TO BE DONE:
Determine which lines contain the word "второй", then copy those lines.

GIVEN RECORDS:
------------------------------------------------------------------------

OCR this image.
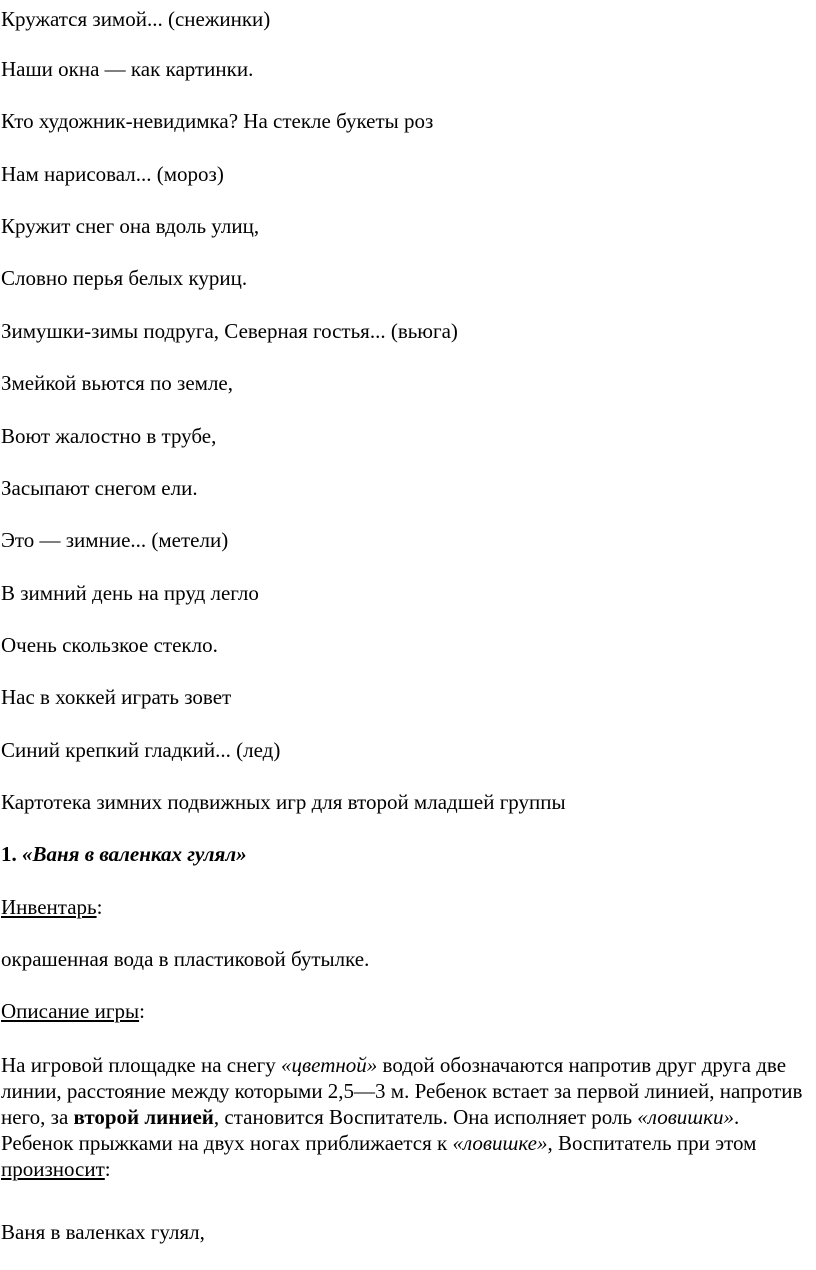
Кружатся зимой... (снежинки)
Наши окна — как картинки.
Кто художник-невидимка? На стекле букеты роз
Нам нарисовал... (мороз)
Кружит снег она вдоль улиц,
Словно перья белых куриц.
Зимушки-зимы подруга, Северная гостья... (вьюга)
Змейкой вьются по земле,
Воют жалостно в трубе,
Засыпают снегом ели.
Это — зимние... (метели)
В зимний день на пруд легло
Очень скользкое стекло.
Нас в хоккей играть зовет
Синий крепкий гладкий... (лед)
Картотека зимних подвижных игр для второй младшей группы
1. «Ваня в валенках гулял»
Инвентарь:
окрашенная вода в пластиковой бутылке.
Описание игры:
На игровой площадке на снегу «цветной» водой обозначаются напротив друг друга две линии, расстояние между которыми 2,5—3 м. Ребенок встает за первой линией, напротив него, за второй линией, становится Воспитатель. Она исполняет роль «ловишки». Ребенок прыжками на двух ногах приближается к «ловишке», Воспитатель при этом произносит:
Ваня в валенках гулял,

------------------------------------------------------------------------

EXPECTED ANSWER:
Картотека зимних подвижных игр для второй младшей группы
На игровой площадке на снегу «цветной» водой обозначаются напротив друг друга две линии, расстояние между которыми 2,5—3 м. Ребенок встает за первой линией, напротив него, за второй линией, становится Воспитатель. Она исполняет роль «ловишки». Ребенок прыжками на двух ногах приближается к «ловишке», Воспитатель при этом произносит:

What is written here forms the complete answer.